- Text segment
.....

During his first marriage, Neeley designated his first wife, Jewell, as the beneficiary of the company plan. After his second marriage, he changed the beneficiary to his second wife, Dora. Although he took a third wife, Frances, after divorcing Dora, the designation of Dora as the beneficiary was never changed, and the records of the company showed Dora as the designated beneficiary at the time of the death of Cecil A. Neeley.
However, during the third marriage, the decedent and his third wife, Frances, entered into a community property agreement which followed the statutory requirements. By its terms all property of both spouses was declared to be community property; it was further stated in the agreement that upon the death of either spouse all property would pass to the survivor.
Upon the death of Neeley, the General Electric Company paid into court the lump sum to which Neeley was entitled under the terms of the "General Electric Pension Trust" plan, the amount to be distributed to the parties entitled thereto in accordance with court determination. An appreciable portion of the fund contributed by the decedent is no longer in controversy, the disposition of it having been stipulated to by the two ex-wives and the widow. The theory underlying this stipulation is that the funds contributed during the period of each marriage were community property when paid into the fund, and that each wife, when her marriage to the decedent was dissolved, became entitled to one half of such community property as accrued during her marriage. The only funds in controversy are those contributed during the intervals when decedent was single, and the one half to which he became entitled as his separate property upon the failure of either divorce decree to mention the pension trust funds. The *932 funds in controversy then may be classed as the separate property of the decedent, at least up until the date of the community property agreement with the third wife.
The first wife, Jewell, was dismissed from the suit after the stipulation fulfilled her aspirations to the fund. The widow Frances seeks, by this declaratory judgment action, to establish her right to the remaining funds because of the community property agreement, which, by its reference to all property of the spouses, necessarily included the property of the husband in the pension fund. The ex-wife, Dora, bases her claim to these funds, of course, upon her position according to the company or pension fund records as the last designated beneficiary.
The problem which faces this court is thus a conflict between contract law and community property law. Any characterization of the problem as solely one of either contract law or community property law would be incomplete and inappropriate. Reasonable resolution of the conflict must depend on an over-all evaluation of the interests represented.
 It may, however, be stated that the general rule in Washington is that contracts, and particularly beneficiary designations, will control only to the extent that they are not inconsistent with the community property law. In Wilson v. Wilson (1949), 35 Wn. (2d) 364, 212 P. (2d) 1022, an insurance policy on the life of the deceased husband designated his sister as beneficiary of one fifth of the policy proceeds. Faced with this same problem of conflict between community property rules and a beneficiary designation, we there said:
"We start with the concept that the contract between the insured and the insurance company is valid, and that the proceeds should be distributed in accordance with the terms of the policy except to the extent that the community property law intervenes and prevents such distribution....
"... And only in that event [a conflict with community property law] have we recognized that the representative of the community estate, usually the surviving spouse, has a right superior to that of the named beneficiaries to all or a portion of the proceeds of the policy."

.....

- Given data
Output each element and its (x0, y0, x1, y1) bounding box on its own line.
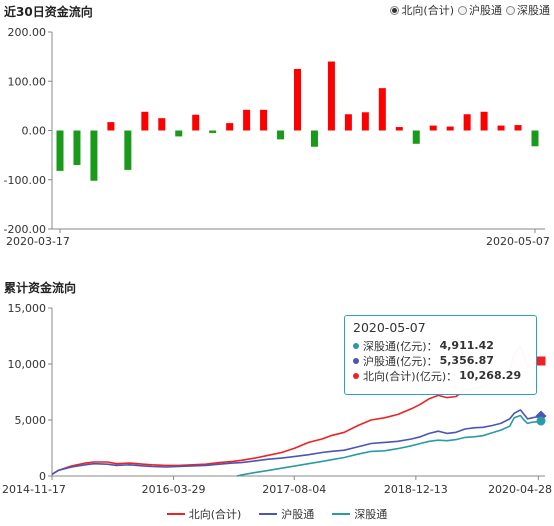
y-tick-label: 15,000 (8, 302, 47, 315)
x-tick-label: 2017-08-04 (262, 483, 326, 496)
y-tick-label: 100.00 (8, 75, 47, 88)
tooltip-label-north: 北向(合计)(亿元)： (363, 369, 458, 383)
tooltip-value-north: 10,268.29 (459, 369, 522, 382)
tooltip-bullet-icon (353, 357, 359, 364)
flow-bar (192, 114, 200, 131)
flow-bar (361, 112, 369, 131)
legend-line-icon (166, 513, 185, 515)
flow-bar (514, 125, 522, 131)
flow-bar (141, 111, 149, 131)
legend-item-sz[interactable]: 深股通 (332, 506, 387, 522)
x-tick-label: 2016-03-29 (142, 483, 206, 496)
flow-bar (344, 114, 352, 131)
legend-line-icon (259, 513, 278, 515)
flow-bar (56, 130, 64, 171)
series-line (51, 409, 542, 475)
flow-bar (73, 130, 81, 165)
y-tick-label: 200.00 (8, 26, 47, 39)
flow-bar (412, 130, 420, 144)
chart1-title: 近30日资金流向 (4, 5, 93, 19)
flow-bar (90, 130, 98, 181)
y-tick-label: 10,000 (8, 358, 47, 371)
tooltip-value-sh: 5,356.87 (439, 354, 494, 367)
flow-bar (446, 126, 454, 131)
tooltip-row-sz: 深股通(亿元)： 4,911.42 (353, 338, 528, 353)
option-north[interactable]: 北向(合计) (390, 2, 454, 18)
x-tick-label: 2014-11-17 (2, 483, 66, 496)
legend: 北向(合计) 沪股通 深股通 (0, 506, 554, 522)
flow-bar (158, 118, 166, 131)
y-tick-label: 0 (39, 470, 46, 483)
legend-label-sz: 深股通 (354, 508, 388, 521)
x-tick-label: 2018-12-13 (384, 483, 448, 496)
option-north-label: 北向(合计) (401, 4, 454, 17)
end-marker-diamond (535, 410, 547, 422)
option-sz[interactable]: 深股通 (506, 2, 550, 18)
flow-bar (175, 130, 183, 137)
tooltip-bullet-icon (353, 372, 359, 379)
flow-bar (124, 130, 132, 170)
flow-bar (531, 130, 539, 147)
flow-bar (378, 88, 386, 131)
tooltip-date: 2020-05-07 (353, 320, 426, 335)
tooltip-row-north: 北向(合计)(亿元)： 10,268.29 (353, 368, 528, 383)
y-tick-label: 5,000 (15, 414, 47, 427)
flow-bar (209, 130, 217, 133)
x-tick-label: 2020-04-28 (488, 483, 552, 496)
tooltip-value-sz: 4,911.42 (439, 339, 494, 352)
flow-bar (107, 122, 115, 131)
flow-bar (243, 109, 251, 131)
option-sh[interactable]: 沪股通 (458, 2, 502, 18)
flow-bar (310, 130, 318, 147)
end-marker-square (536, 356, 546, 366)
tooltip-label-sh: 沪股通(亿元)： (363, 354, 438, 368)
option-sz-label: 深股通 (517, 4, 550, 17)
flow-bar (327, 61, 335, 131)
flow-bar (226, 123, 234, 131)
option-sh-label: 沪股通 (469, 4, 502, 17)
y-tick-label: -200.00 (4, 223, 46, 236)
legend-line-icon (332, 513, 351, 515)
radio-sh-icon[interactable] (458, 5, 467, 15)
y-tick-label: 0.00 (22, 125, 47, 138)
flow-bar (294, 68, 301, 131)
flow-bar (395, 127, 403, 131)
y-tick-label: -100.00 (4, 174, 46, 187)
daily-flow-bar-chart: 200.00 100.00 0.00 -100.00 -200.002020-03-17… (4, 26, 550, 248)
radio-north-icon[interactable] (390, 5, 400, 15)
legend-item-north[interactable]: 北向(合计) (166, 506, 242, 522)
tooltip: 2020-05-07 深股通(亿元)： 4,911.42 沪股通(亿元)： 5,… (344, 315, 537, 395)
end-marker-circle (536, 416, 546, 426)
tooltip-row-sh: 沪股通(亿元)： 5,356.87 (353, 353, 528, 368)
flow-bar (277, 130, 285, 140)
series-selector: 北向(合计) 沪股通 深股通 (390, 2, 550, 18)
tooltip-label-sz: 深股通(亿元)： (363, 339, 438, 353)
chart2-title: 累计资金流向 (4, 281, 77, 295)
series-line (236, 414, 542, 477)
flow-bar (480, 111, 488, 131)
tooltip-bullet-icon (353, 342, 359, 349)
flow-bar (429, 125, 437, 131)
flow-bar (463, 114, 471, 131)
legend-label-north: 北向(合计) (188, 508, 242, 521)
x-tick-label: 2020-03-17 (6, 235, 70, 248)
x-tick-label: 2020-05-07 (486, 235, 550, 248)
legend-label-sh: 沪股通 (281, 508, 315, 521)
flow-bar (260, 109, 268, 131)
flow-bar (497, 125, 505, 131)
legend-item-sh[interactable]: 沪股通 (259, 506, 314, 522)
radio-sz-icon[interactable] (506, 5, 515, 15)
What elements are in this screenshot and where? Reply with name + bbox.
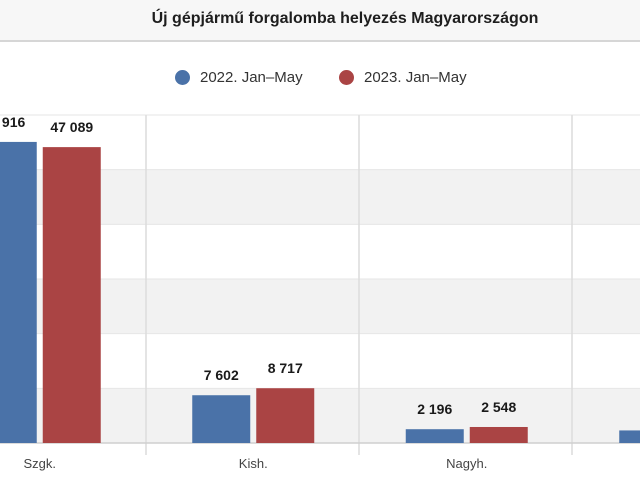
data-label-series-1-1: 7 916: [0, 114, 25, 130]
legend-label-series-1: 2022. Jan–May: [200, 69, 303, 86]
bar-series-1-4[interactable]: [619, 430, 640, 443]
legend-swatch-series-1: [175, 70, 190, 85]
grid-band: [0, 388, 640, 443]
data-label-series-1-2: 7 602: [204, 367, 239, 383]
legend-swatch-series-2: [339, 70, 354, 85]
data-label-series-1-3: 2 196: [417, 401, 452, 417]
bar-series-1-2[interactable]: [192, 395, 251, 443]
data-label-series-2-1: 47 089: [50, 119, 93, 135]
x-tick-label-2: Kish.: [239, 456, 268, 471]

.....

- Goals
- A) In the rows, from the line with "y-tick-label: 15,000 (8, 302, 47, 315)" to the line with "option-north[interactable]: 北向(合计) (390, 2, 454, 18)", swap "flow-bar" for "bar-segment". Give only those lines again, with nothing else changed.
- B) Pick up the court opinion on the Neeley pension fund dispute after its last sentence and continue it.

- Task results
- A)
y-tick-label: 15,000 (8, 302, 47, 315)
x-tick-label: 2017-08-04 (262, 483, 326, 496)
y-tick-label: 100.00 (8, 75, 47, 88)
tooltip-label-north: 北向(合计)(亿元)： (363, 369, 458, 383)
tooltip-value-north: 10,268.29 (459, 369, 522, 382)
tooltip-bullet-icon (353, 357, 359, 364)
bar-segment (192, 114, 200, 131)
bar-segment (361, 112, 369, 131)
legend-line-icon (166, 513, 185, 515)
bar-segment (514, 125, 522, 131)
bar-segment (141, 111, 149, 131)
legend-item-sz[interactable]: 深股通 (332, 506, 387, 522)
x-tick-label: 2016-03-29 (142, 483, 206, 496)
bar-segment (344, 114, 352, 131)
legend-line-icon (259, 513, 278, 515)
bar-segment (56, 130, 64, 171)
series-line (51, 409, 542, 475)
bar-segment (73, 130, 81, 165)
y-tick-label: 200.00 (8, 26, 47, 39)
bar-segment (412, 130, 420, 144)
chart1-title: 近30日资金流向 (4, 5, 93, 19)
bar-segment (90, 130, 98, 181)
y-tick-label: 10,000 (8, 358, 47, 371)
tooltip-value-sh: 5,356.87 (439, 354, 494, 367)
bar-segment (446, 126, 454, 131)
tooltip-row-sz: 深股通(亿元)： 4,911.42 (353, 338, 528, 353)
option-north[interactable]: 北向(合计) (390, 2, 454, 18)

- B)
*933 The community property agreement, which is solely a creature of the community property law of this state, was created by RCW 26.16.120, the pertinent part of which provides:
"Nothing contained in any of the provisions of this chapter or in any law of this state, shall prevent the husband and wife from jointly entering into any agreement concerning the status or disposition of the whole or any portion of the community property, then owned by them or afterwards to be acquired, to take effect upon the death of either...."
 This statute is part of the community property law of this state, and provides clear authority for an agreement between spouses disposing of any property interest which is community property. The dispositive device created by this statute was extended in permissible scope to include all property interests of either the husband or the wife in Volz v. Zang (1920), 113 Wash. 378, 194 Pac. 409, which held that the separate property of either spouse could be converted to community property by agreement. The community property agreement can, therefore, control the disposition of both community property and the separate property of either spouse, the latter by converting the separate property to community property for purposes of the instrument. In re Brown's Estate (1947), 29 Wn. (2d) 20, 185 P. (2d) 125.
The real issue here is thus a clear-cut one. The decedent had entered into a contract with the pension trust, or the company, not as to who should be the beneficiary of the refund payments, but rather how he should designate that beneficiary. The Washington Legislature has also provided how a person can designate the beneficiary to all of his property interests. The decedent used both of the methods alluded to, but with inconsistent results. As the community property rules of this state will control over inconsistent contracts, the sole question presented here is the meaning and scope of RCW 26.16.120; that is, the effect that the legislature intended be given to the community property agreement.
*934 No case has been found or cited by counsel where the beneficiary designation in an instrument or contract was in conflict (as to the ultimate taker) with the particular community property rule involved here. The cases such as Wilson v. Wilson, supra, and Occidental Life Ins. Co. v. Powers (1937), 192 Wash. 475, 74 P. (2d) 27, which established the principle that community property law prevailed over the designations of beneficiaries in life insurance contracts, involved circumstances where the policy benefits had been purchased with contributions made during the marriage. The wife in each of those cases had a vested right in the contributions solely because of her marriage; and to allow the husband to designate third party beneficiaries would have deprived the wife of funds which were the product of her marriage community. In the present case, this particular consideration is absent, as the rights of the wife are dependent upon the community property agreement as it affects contributions which were not made during her own marriage.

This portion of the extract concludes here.